Data provided –
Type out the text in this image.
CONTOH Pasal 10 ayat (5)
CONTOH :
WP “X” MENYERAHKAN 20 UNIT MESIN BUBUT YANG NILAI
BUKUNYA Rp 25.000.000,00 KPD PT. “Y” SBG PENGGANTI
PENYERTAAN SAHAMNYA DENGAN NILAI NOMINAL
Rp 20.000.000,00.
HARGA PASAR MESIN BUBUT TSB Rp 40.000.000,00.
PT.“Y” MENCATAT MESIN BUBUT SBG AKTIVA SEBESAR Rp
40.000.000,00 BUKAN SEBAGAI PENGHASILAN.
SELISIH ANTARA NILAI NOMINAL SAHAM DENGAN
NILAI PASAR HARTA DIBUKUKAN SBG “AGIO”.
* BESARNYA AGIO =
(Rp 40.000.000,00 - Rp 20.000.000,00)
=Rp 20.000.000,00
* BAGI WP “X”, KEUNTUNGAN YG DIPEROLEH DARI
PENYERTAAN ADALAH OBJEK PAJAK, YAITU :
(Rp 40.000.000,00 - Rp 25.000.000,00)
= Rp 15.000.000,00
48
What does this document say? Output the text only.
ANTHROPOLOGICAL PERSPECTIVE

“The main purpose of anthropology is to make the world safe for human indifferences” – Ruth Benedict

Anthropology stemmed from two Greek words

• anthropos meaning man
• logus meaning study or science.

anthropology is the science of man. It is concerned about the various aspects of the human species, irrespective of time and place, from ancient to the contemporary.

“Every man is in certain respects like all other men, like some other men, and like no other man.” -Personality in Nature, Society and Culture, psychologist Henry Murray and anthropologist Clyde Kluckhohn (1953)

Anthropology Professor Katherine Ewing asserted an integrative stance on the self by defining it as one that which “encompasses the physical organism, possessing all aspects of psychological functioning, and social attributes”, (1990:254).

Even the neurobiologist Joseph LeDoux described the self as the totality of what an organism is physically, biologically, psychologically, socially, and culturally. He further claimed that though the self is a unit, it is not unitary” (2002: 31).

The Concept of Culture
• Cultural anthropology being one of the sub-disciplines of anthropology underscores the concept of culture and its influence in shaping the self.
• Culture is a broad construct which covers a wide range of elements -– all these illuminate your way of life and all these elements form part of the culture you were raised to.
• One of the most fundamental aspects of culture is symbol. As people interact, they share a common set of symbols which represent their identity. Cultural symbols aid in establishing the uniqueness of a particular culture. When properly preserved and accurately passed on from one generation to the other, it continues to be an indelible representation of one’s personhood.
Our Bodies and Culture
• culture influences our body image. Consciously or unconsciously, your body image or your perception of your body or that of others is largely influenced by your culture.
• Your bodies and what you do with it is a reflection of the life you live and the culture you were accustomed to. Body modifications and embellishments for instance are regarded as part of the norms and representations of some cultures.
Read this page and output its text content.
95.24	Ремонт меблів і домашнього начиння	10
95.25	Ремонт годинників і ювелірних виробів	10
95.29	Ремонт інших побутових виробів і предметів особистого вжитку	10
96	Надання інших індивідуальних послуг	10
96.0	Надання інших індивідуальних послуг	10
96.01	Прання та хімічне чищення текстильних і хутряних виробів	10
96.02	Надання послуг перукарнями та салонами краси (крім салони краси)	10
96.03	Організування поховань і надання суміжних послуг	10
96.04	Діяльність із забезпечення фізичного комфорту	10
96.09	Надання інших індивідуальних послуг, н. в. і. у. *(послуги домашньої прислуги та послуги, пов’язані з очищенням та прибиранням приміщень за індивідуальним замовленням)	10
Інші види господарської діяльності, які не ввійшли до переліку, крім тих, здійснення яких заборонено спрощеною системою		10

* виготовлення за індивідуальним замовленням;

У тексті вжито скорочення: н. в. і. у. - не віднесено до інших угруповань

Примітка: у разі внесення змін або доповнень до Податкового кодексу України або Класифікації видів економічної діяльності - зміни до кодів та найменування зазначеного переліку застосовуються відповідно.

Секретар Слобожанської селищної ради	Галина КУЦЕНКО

Aim of the task –
Copy out each line exactly.

Output –
Type out the text in this image.
CONTOH Pasal 10 ayat (5)
CONTOH :
WP “X” MENYERAHKAN 20 UNIT MESIN BUBUT YANG NILAI
BUKUNYA Rp 25.000.000,00 KPD PT. “Y” SBG PENGGANTI
PENYERTAAN SAHAMNYA DENGAN NILAI NOMINAL
Rp 20.000.000,00.
HARGA PASAR MESIN BUBUT TSB Rp 40.000.000,00.
PT.“Y” MENCATAT MESIN BUBUT SBG AKTIVA SEBESAR Rp
40.000.000,00 BUKAN SEBAGAI PENGHASILAN.
SELISIH ANTARA NILAI NOMINAL SAHAM DENGAN
NILAI PASAR HARTA DIBUKUKAN SBG “AGIO”.
* BESARNYA AGIO =
(Rp 40.000.000,00 - Rp 20.000.000,00)
=Rp 20.000.000,00
* BAGI WP “X”, KEUNTUNGAN YG DIPEROLEH DARI
PENYERTAAN ADALAH OBJEK PAJAK, YAITU :
(Rp 40.000.000,00 - Rp 25.000.000,00)
= Rp 15.000.000,00
48
What does this document say? Output the text only.
ANTHROPOLOGICAL PERSPECTIVE

“The main purpose of anthropology is to make the world safe for human indifferences” – Ruth Benedict

Anthropology stemmed from two Greek words

• anthropos meaning man
• logus meaning study or science.

anthropology is the science of man. It is concerned about the various aspects of the human species, irrespective of time and place, from ancient to the contemporary.

“Every man is in certain respects like all other men, like some other men, and like no other man.” -Personality in Nature, Society and Culture, psychologist Henry Murray and anthropologist Clyde Kluckhohn (1953)

Anthropology Professor Katherine Ewing asserted an integrative stance on the self by defining it as one that which “encompasses the physical organism, possessing all aspects of psychological functioning, and social attributes”, (1990:254).

Even the neurobiologist Joseph LeDoux described the self as the totality of what an organism is physically, biologically, psychologically, socially, and culturally. He further claimed that though the self is a unit, it is not unitary” (2002: 31).

The Concept of Culture
• Cultural anthropology being one of the sub-disciplines of anthropology underscores the concept of culture and its influence in shaping the self.
• Culture is a broad construct which covers a wide range of elements -– all these illuminate your way of life and all these elements form part of the culture you were raised to.
• One of the most fundamental aspects of culture is symbol. As people interact, they share a common set of symbols which represent their identity. Cultural symbols aid in establishing the uniqueness of a particular culture. When properly preserved and accurately passed on from one generation to the other, it continues to be an indelible representation of one’s personhood.
Our Bodies and Culture
• culture influences our body image. Consciously or unconsciously, your body image or your perception of your body or that of others is largely influenced by your culture.
• Your bodies and what you do with it is a reflection of the life you live and the culture you were accustomed to. Body modifications and embellishments for instance are regarded as part of the norms and representations of some cultures.
Read this page and output its text content.
95.24	Ремонт меблів і домашнього начиння	10
95.25	Ремонт годинників і ювелірних виробів	10
95.29	Ремонт інших побутових виробів і предметів особистого вжитку	10
96	Надання інших індивідуальних послуг	10
96.0	Надання інших індивідуальних послуг	10
96.01	Прання та хімічне чищення текстильних і хутряних виробів	10
96.02	Надання послуг перукарнями та салонами краси (крім салони краси)	10
96.03	Організування поховань і надання суміжних послуг	10
96.04	Діяльність із забезпечення фізичного комфорту	10
96.09	Надання інших індивідуальних послуг, н. в. і. у. *(послуги домашньої прислуги та послуги, пов’язані з очищенням та прибиранням приміщень за індивідуальним замовленням)	10
Інші види господарської діяльності, які не ввійшли до переліку, крім тих, здійснення яких заборонено спрощеною системою		10

* виготовлення за індивідуальним замовленням;

У тексті вжито скорочення: н. в. і. у. - не віднесено до інших угруповань

Примітка: у разі внесення змін або доповнень до Податкового кодексу України або Класифікації видів економічної діяльності - зміни до кодів та найменування зазначеного переліку застосовуються відповідно.

Секретар Слобожанської селищної ради	Галина КУЦЕНКО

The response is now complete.